**Aim of the exercise**
Count the lines containing "displays". Give the number alone.

**Dataset entries**
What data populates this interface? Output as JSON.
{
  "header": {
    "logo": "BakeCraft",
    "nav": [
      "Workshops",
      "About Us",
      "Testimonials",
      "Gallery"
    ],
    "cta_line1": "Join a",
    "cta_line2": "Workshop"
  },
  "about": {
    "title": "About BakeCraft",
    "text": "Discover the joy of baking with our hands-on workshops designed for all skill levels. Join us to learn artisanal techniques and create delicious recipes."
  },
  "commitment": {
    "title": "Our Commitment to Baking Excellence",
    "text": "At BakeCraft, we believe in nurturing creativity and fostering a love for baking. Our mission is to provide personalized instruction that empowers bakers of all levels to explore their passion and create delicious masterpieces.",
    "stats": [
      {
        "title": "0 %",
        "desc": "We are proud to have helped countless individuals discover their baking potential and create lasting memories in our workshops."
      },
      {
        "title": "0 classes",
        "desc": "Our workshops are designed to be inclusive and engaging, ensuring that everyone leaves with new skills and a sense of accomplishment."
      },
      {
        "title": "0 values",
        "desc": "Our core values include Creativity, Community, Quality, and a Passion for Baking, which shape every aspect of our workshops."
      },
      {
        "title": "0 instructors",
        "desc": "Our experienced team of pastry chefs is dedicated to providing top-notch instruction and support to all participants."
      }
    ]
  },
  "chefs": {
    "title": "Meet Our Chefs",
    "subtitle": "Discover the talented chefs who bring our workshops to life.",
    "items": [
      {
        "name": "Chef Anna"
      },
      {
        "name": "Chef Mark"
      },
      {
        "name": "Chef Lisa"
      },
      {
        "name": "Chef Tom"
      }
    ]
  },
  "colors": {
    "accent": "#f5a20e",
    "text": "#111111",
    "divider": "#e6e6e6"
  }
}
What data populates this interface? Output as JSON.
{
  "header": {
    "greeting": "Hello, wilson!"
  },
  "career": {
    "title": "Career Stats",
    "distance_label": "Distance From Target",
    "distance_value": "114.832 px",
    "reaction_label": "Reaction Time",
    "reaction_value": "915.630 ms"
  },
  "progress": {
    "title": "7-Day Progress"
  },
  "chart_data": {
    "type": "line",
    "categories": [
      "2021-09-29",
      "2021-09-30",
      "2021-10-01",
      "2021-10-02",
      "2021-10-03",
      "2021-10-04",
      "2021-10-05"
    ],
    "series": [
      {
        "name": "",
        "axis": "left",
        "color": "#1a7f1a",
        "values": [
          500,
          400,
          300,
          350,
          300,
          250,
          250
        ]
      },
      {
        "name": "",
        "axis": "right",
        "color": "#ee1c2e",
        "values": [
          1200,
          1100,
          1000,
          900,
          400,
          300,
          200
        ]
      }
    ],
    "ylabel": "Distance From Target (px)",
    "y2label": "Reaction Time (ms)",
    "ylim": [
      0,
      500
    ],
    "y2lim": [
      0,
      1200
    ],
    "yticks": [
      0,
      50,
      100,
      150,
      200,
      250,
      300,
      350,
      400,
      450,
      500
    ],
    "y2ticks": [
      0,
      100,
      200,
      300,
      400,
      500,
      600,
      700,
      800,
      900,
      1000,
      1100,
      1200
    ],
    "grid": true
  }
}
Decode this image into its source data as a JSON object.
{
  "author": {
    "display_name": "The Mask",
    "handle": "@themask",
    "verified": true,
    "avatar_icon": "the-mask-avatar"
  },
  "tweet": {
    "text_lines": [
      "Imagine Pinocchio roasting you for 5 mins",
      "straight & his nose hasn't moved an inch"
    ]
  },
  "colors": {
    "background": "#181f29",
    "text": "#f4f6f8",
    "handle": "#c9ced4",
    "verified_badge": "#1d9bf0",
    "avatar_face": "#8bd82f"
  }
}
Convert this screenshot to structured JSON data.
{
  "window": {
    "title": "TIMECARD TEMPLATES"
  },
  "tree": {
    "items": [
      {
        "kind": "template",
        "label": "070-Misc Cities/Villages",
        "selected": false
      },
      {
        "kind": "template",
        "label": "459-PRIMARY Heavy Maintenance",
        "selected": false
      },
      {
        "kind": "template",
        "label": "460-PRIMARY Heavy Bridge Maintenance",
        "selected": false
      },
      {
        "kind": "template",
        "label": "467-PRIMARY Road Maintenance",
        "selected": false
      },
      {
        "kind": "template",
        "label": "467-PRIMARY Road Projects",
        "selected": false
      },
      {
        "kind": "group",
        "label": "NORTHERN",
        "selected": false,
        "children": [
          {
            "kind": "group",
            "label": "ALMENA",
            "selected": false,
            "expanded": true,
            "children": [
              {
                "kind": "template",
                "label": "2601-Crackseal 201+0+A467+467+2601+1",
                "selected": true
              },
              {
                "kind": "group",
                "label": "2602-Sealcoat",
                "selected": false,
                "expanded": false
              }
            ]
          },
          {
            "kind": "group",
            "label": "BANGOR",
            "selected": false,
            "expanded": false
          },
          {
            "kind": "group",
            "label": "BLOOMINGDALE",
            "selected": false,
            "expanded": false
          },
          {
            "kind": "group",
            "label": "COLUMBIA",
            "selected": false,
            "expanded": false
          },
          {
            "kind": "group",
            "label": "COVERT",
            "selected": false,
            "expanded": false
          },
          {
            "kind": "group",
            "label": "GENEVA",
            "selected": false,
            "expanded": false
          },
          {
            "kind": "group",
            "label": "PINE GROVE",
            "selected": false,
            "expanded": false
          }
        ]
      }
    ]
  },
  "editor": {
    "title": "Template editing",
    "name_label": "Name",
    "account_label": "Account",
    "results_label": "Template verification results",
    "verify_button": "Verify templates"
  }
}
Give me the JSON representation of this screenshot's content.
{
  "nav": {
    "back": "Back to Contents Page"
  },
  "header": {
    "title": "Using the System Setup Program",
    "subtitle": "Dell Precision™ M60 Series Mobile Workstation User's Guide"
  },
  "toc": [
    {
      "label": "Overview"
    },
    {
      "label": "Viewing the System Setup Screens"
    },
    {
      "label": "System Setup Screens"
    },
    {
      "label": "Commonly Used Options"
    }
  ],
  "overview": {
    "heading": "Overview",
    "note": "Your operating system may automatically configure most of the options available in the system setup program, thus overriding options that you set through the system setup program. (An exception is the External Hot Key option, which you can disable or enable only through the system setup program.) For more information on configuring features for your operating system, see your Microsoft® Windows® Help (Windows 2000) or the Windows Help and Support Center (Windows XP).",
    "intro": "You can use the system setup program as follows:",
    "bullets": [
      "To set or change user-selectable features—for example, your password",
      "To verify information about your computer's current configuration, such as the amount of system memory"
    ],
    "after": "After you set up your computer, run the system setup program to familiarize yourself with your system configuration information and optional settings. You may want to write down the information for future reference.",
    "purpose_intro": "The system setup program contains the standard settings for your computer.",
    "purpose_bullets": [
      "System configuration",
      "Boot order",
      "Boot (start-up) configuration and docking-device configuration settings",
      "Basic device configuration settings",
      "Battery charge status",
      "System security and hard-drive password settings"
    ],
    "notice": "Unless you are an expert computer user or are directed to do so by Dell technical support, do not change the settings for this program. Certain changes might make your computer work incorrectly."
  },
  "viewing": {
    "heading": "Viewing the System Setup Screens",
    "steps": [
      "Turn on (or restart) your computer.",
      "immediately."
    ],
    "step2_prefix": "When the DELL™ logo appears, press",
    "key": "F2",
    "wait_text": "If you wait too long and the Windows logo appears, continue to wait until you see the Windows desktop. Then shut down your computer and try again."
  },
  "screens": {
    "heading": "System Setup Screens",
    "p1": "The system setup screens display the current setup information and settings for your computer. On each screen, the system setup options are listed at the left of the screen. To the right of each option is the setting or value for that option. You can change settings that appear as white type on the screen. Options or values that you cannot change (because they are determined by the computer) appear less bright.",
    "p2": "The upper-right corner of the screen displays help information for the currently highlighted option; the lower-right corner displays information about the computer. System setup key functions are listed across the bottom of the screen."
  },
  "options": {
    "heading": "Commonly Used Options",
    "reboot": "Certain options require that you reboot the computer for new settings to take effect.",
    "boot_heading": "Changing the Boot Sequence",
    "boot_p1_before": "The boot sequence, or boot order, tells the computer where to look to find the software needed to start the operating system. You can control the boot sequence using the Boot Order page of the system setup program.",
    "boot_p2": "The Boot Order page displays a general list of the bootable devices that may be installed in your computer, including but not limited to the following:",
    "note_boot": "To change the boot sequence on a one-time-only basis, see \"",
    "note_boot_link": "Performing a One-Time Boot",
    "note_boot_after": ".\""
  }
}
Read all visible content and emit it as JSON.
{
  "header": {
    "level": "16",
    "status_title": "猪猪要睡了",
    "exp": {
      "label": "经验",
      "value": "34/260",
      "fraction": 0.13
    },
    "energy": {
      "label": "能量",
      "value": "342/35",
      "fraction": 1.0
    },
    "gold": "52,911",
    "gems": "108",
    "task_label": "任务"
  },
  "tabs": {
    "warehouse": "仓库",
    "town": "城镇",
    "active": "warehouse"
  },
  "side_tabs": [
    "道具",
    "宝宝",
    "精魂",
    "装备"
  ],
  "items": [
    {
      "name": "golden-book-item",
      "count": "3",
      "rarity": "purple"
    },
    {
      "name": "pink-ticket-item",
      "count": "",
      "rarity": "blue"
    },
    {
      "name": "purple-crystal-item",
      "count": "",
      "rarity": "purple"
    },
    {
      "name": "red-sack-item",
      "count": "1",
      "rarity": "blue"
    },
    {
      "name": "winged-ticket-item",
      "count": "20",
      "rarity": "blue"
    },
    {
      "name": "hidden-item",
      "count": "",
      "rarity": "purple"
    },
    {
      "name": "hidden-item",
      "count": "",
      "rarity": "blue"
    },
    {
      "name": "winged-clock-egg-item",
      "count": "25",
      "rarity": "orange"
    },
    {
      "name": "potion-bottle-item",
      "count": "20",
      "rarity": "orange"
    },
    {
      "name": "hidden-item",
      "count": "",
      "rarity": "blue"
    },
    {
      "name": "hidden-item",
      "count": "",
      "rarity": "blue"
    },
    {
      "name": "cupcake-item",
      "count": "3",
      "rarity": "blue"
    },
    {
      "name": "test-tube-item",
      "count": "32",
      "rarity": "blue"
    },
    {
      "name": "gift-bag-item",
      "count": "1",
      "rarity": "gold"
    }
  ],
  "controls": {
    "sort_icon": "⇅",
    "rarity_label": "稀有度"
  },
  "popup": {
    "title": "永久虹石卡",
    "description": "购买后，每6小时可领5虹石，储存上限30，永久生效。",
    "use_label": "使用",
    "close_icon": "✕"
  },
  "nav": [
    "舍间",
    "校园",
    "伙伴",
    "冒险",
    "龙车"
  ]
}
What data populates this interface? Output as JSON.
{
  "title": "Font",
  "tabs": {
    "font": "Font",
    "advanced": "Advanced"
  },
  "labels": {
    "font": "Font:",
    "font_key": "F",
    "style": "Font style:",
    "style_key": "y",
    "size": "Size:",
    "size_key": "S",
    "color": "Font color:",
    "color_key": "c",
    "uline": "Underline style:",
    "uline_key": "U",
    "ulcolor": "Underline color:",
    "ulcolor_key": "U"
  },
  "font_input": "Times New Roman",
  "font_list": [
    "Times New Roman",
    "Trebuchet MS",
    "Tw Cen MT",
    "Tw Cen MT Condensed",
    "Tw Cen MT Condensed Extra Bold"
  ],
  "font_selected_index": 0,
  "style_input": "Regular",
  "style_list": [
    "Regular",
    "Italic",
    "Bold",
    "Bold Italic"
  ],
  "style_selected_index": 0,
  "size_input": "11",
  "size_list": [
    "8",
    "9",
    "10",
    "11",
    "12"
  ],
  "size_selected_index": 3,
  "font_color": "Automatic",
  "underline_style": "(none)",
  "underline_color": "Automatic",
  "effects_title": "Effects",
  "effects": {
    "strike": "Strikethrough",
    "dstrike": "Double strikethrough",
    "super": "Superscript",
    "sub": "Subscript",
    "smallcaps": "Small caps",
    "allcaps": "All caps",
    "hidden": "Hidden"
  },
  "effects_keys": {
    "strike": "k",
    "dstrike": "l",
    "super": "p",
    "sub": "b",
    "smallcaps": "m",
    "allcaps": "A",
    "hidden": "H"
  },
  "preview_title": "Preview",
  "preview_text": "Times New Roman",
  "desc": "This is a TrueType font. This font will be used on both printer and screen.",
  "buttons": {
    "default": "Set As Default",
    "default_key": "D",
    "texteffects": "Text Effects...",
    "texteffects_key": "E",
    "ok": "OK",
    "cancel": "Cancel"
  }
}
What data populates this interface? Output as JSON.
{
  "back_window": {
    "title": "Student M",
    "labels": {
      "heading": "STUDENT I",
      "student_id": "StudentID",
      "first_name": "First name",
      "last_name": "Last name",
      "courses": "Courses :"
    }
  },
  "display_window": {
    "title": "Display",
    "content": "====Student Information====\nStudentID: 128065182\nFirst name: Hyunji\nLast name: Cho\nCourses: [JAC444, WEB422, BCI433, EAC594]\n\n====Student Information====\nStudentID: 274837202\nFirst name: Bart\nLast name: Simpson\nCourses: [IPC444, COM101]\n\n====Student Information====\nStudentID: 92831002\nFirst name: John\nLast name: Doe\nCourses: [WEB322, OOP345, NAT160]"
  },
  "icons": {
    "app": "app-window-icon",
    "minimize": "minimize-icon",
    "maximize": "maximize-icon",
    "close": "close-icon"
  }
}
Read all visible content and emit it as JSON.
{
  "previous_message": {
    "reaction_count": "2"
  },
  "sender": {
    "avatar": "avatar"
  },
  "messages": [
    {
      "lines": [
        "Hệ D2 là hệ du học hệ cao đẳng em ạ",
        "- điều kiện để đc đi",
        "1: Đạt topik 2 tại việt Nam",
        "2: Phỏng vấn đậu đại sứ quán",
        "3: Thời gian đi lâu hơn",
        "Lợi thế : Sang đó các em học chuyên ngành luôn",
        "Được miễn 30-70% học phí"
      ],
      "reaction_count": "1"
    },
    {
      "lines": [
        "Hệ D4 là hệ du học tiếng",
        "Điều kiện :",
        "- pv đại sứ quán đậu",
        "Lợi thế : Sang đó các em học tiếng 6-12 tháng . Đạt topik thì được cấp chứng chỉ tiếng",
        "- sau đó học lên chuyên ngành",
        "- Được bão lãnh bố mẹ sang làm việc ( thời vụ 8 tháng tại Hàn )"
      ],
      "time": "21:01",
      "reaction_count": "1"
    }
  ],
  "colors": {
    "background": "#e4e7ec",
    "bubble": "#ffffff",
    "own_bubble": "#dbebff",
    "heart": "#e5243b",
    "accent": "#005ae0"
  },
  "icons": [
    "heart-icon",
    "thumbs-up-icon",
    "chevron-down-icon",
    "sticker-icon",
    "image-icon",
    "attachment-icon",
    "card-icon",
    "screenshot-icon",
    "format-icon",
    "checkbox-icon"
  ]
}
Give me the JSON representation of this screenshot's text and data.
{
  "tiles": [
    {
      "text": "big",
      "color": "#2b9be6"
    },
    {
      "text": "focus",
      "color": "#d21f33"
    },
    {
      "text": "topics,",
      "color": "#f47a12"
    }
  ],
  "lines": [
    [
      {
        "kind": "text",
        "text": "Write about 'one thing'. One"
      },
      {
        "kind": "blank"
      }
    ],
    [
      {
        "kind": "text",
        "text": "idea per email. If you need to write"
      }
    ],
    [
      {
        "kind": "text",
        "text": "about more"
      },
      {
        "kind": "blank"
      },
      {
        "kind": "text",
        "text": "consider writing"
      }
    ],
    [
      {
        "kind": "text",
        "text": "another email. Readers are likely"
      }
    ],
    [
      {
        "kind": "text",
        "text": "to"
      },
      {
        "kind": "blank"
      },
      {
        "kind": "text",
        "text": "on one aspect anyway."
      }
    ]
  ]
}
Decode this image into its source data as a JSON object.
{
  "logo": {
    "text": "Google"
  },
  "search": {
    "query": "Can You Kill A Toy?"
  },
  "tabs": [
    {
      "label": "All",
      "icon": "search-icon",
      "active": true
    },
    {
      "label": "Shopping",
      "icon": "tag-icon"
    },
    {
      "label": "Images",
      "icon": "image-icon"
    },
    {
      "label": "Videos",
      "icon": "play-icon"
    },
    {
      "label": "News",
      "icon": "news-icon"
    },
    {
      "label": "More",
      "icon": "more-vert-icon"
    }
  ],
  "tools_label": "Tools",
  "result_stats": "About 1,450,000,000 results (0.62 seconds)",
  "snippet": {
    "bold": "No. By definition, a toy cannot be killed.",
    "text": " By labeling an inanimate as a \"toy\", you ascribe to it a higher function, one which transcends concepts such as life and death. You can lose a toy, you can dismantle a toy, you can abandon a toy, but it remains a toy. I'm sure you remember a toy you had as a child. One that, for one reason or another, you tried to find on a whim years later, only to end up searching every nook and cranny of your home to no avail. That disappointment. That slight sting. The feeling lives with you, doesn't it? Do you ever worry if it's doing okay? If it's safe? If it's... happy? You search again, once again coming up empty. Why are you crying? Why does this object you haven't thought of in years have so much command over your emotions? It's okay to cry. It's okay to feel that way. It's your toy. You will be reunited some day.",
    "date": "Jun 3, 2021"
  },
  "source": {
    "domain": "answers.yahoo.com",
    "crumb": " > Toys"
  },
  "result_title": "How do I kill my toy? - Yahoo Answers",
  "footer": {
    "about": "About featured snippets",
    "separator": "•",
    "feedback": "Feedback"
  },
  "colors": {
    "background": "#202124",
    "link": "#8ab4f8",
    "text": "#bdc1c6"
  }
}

**Written answer**
2